** start of Data provided **

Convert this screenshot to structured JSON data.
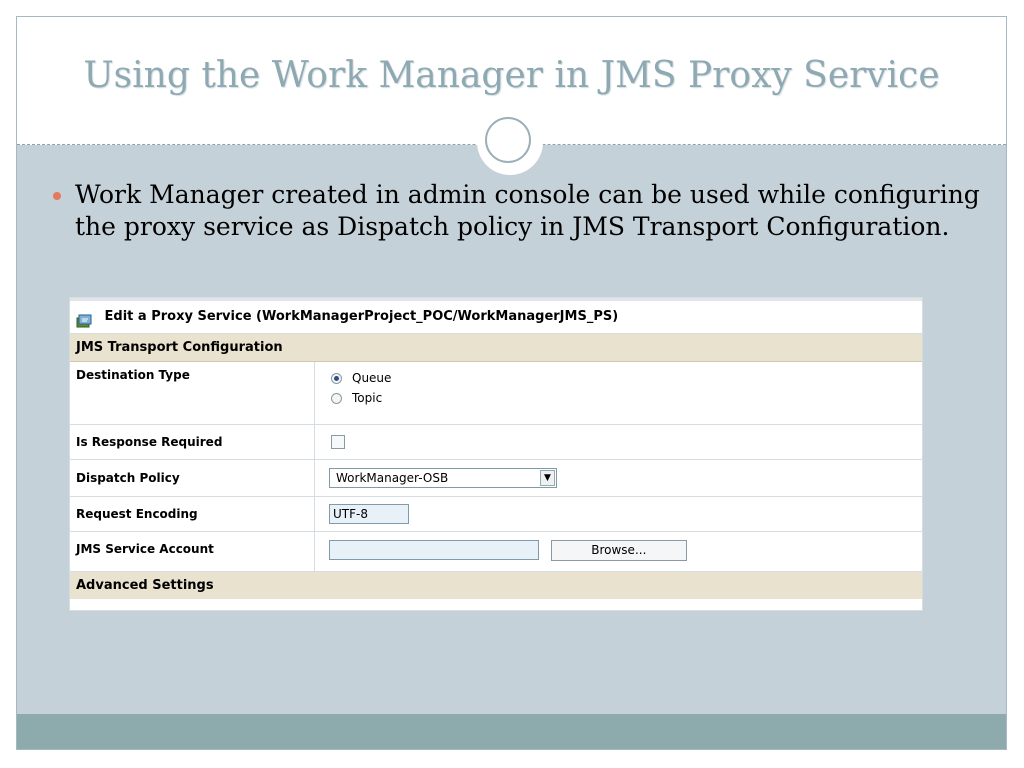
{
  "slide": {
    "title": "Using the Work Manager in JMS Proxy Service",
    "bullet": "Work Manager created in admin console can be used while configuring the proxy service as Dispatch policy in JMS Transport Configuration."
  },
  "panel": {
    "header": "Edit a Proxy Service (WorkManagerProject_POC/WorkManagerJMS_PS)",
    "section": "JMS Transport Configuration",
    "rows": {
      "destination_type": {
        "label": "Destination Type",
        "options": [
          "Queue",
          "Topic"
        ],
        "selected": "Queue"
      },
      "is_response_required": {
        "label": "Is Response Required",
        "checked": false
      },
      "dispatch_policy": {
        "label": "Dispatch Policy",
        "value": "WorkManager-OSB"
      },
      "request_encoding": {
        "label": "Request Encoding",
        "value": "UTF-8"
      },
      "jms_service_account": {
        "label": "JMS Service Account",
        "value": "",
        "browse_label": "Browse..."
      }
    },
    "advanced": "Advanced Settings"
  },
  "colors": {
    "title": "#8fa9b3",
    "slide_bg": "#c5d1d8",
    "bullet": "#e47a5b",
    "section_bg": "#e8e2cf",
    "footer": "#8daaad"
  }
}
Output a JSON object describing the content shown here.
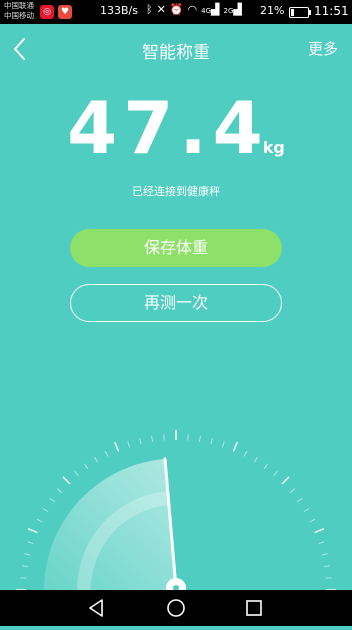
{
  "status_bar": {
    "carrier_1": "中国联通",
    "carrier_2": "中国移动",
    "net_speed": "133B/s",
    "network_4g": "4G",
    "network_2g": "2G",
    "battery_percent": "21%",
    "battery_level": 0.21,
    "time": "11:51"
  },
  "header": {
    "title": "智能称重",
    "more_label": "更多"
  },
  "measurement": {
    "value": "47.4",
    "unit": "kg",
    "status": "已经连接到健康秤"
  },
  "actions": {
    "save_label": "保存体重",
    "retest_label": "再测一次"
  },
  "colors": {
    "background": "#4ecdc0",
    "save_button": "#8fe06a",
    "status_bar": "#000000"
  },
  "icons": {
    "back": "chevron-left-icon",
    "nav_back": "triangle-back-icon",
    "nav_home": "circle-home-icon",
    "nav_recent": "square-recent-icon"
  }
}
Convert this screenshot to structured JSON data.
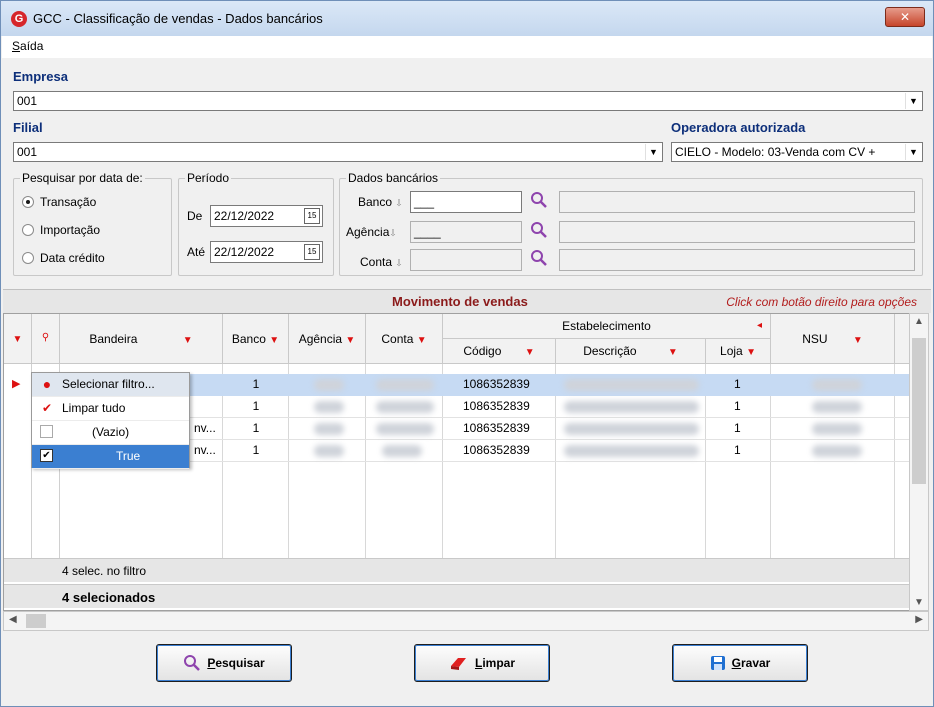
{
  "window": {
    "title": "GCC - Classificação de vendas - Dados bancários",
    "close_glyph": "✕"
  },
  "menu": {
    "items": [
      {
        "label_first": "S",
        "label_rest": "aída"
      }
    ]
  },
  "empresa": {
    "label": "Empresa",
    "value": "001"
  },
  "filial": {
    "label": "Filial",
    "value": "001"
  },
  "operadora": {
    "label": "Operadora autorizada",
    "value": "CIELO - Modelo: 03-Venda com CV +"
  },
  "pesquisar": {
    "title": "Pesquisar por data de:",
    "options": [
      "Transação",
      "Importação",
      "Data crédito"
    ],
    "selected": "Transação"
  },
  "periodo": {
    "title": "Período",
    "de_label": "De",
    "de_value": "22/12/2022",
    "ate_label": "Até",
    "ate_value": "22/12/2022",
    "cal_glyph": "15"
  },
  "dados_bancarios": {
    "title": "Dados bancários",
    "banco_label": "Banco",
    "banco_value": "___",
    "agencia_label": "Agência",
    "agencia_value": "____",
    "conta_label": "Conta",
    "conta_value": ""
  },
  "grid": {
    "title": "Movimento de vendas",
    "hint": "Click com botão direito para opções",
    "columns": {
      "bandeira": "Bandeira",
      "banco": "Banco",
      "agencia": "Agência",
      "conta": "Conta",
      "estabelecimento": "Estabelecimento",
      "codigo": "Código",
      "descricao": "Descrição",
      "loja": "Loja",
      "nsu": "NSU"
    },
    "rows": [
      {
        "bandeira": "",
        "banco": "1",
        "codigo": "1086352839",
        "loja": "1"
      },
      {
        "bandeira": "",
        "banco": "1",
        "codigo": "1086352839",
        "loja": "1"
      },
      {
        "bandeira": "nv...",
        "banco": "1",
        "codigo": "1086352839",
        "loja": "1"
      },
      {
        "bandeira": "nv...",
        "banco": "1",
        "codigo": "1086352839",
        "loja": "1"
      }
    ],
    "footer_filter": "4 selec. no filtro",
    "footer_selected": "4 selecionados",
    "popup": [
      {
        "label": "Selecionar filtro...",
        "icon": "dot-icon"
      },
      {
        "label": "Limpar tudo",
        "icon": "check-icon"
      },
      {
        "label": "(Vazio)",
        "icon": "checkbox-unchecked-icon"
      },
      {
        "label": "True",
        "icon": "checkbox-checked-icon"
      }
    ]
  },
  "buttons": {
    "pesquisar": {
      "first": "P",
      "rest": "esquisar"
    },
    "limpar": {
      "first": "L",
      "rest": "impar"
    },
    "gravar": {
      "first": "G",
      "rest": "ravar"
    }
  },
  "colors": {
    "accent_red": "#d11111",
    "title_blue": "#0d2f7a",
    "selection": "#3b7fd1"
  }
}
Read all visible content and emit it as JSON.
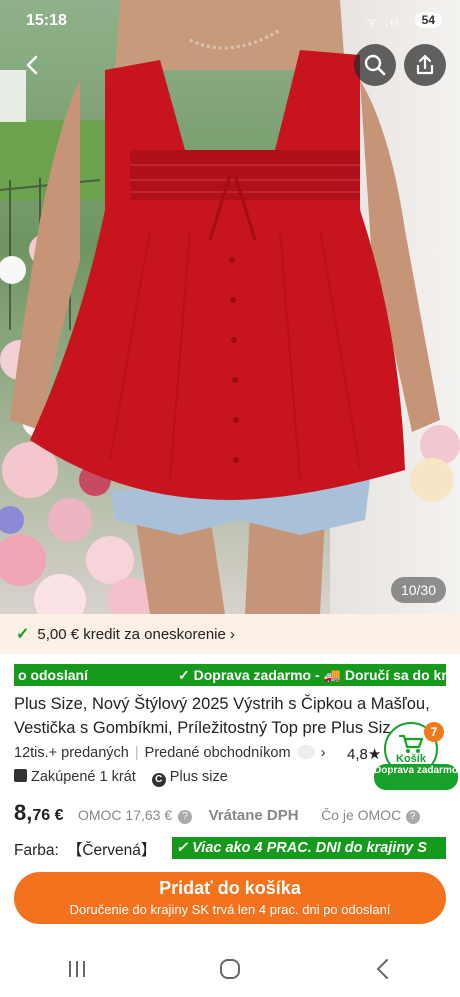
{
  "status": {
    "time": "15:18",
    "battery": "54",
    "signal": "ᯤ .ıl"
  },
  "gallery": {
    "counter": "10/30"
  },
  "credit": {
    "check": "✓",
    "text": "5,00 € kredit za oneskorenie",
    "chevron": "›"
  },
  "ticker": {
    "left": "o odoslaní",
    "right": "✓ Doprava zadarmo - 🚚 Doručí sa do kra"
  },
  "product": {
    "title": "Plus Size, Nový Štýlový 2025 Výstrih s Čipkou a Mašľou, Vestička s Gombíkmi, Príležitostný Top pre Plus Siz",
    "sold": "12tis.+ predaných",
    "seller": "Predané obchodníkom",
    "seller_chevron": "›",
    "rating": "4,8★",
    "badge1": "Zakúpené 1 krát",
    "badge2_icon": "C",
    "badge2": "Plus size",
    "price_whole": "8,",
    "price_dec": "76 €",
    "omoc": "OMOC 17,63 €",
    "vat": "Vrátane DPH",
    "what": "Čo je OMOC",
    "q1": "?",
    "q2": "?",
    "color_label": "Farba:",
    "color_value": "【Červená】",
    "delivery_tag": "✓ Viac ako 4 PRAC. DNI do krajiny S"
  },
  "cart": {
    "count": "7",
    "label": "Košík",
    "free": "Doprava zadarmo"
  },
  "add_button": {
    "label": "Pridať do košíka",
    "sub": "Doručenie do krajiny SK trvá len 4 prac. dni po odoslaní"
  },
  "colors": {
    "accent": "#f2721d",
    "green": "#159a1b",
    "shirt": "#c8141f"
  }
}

** end of Data provided **

What to do. Repeat the data in full and exactly. Omit pictures.

Complete answer.
Convert this screenshot to structured JSON data.
{
  "slide": {
    "title": "Using the Work Manager in JMS Proxy Service",
    "bullet": "Work Manager created in admin console can be used while configuring the proxy service as Dispatch policy in JMS Transport Configuration."
  },
  "panel": {
    "header": "Edit a Proxy Service (WorkManagerProject_POC/WorkManagerJMS_PS)",
    "section": "JMS Transport Configuration",
    "rows": {
      "destination_type": {
        "label": "Destination Type",
        "options": [
          "Queue",
          "Topic"
        ],
        "selected": "Queue"
      },
      "is_response_required": {
        "label": "Is Response Required",
        "checked": false
      },
      "dispatch_policy": {
        "label": "Dispatch Policy",
        "value": "WorkManager-OSB"
      },
      "request_encoding": {
        "label": "Request Encoding",
        "value": "UTF-8"
      },
      "jms_service_account": {
        "label": "JMS Service Account",
        "value": "",
        "browse_label": "Browse..."
      }
    },
    "advanced": "Advanced Settings"
  },
  "colors": {
    "title": "#8fa9b3",
    "slide_bg": "#c5d1d8",
    "bullet": "#e47a5b",
    "section_bg": "#e8e2cf",
    "footer": "#8daaad"
  }
}
Output a JSON object describing the content shown here.
{
  "status_bar": {
    "carrier_1": "中国联通",
    "carrier_2": "中国移动",
    "net_speed": "133B/s",
    "network_4g": "4G",
    "network_2g": "2G",
    "battery_percent": "21%",
    "battery_level": 0.21,
    "time": "11:51"
  },
  "header": {
    "title": "智能称重",
    "more_label": "更多"
  },
  "measurement": {
    "value": "47.4",
    "unit": "kg",
    "status": "已经连接到健康秤"
  },
  "actions": {
    "save_label": "保存体重",
    "retest_label": "再测一次"
  },
  "colors": {
    "background": "#4ecdc0",
    "save_button": "#8fe06a",
    "status_bar": "#000000"
  },
  "icons": {
    "back": "chevron-left-icon",
    "nav_back": "triangle-back-icon",
    "nav_home": "circle-home-icon",
    "nav_recent": "square-recent-icon"
  }
}
Convert this screenshot to structured JSON data.
{
  "window": {
    "title": "GCC - Classificação de vendas - Dados bancários",
    "close_glyph": "✕"
  },
  "menu": {
    "items": [
      {
        "label_first": "S",
        "label_rest": "aída"
      }
    ]
  },
  "empresa": {
    "label": "Empresa",
    "value": "001"
  },
  "filial": {
    "label": "Filial",
    "value": "001"
  },
  "operadora": {
    "label": "Operadora autorizada",
    "value": "CIELO - Modelo: 03-Venda com CV +"
  },
  "pesquisar": {
    "title": "Pesquisar por data de:",
    "options": [
      "Transação",
      "Importação",
      "Data crédito"
    ],
    "selected": "Transação"
  },
  "periodo": {
    "title": "Período",
    "de_label": "De",
    "de_value": "22/12/2022",
    "ate_label": "Até",
    "ate_value": "22/12/2022",
    "cal_glyph": "15"
  },
  "dados_bancarios": {
    "title": "Dados bancários",
    "banco_label": "Banco",
    "banco_value": "___",
    "agencia_label": "Agência",
    "agencia_value": "____",
    "conta_label": "Conta",
    "conta_value": ""
  },
  "grid": {
    "title": "Movimento de vendas",
    "hint": "Click com botão direito para opções",
    "columns": {
      "bandeira": "Bandeira",
      "banco": "Banco",
      "agencia": "Agência",
      "conta": "Conta",
      "estabelecimento": "Estabelecimento",
      "codigo": "Código",
      "descricao": "Descrição",
      "loja": "Loja",
      "nsu": "NSU"
    },
    "rows": [
      {
        "bandeira": "",
        "banco": "1",
        "codigo": "1086352839",
        "loja": "1"
      },
      {
        "bandeira": "",
        "banco": "1",
        "codigo": "1086352839",
        "loja": "1"
      },
      {
        "bandeira": "nv...",
        "banco": "1",
        "codigo": "1086352839",
        "loja": "1"
      },
      {
        "bandeira": "nv...",
        "banco": "1",
        "codigo": "1086352839",
        "loja": "1"
      }
    ],
    "footer_filter": "4 selec. no filtro",
    "footer_selected": "4 selecionados",
    "popup": [
      {
        "label": "Selecionar filtro...",
        "icon": "dot-icon"
      },
      {
        "label": "Limpar tudo",
        "icon": "check-icon"
      },
      {
        "label": "(Vazio)",
        "icon": "checkbox-unchecked-icon"
      },
      {
        "label": "True",
        "icon": "checkbox-checked-icon"
      }
    ]
  },
  "buttons": {
    "pesquisar": {
      "first": "P",
      "rest": "esquisar"
    },
    "limpar": {
      "first": "L",
      "rest": "impar"
    },
    "gravar": {
      "first": "G",
      "rest": "ravar"
    }
  },
  "colors": {
    "accent_red": "#d11111",
    "title_blue": "#0d2f7a",
    "selection": "#3b7fd1"
  }
}
Read all visible content and emit it as JSON.
{
  "status": {
    "time": "15:18",
    "battery": "54",
    "signal": "ᯤ .ıl"
  },
  "gallery": {
    "counter": "10/30"
  },
  "credit": {
    "check": "✓",
    "text": "5,00 € kredit za oneskorenie",
    "chevron": "›"
  },
  "ticker": {
    "left": "o odoslaní",
    "right": "✓ Doprava zadarmo - 🚚 Doručí sa do kra"
  },
  "product": {
    "title": "Plus Size, Nový Štýlový 2025 Výstrih s Čipkou a Mašľou, Vestička s Gombíkmi, Príležitostný Top pre Plus Siz",
    "sold": "12tis.+ predaných",
    "seller": "Predané obchodníkom",
    "seller_chevron": "›",
    "rating": "4,8★",
    "badge1": "Zakúpené 1 krát",
    "badge2_icon": "C",
    "badge2": "Plus size",
    "price_whole": "8,",
    "price_dec": "76 €",
    "omoc": "OMOC 17,63 €",
    "vat": "Vrátane DPH",
    "what": "Čo je OMOC",
    "q1": "?",
    "q2": "?",
    "color_label": "Farba:",
    "color_value": "【Červená】",
    "delivery_tag": "✓ Viac ako 4 PRAC. DNI do krajiny S"
  },
  "cart": {
    "count": "7",
    "label": "Košík",
    "free": "Doprava zadarmo"
  },
  "add_button": {
    "label": "Pridať do košíka",
    "sub": "Doručenie do krajiny SK trvá len 4 prac. dni po odoslaní"
  },
  "colors": {
    "accent": "#f2721d",
    "green": "#159a1b",
    "shirt": "#c8141f"
  }
}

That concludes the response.